Go through the entries below, tally each line with the string "проекта", and give the final number by itself.

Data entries
+-------+

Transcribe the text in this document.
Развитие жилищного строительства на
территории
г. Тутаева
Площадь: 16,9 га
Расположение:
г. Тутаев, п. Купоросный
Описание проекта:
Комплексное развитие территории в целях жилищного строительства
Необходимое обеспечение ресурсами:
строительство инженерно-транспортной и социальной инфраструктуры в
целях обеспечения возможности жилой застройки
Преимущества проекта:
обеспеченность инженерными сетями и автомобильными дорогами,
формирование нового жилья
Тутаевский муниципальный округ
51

+-------+

◆ **Finished answer**
2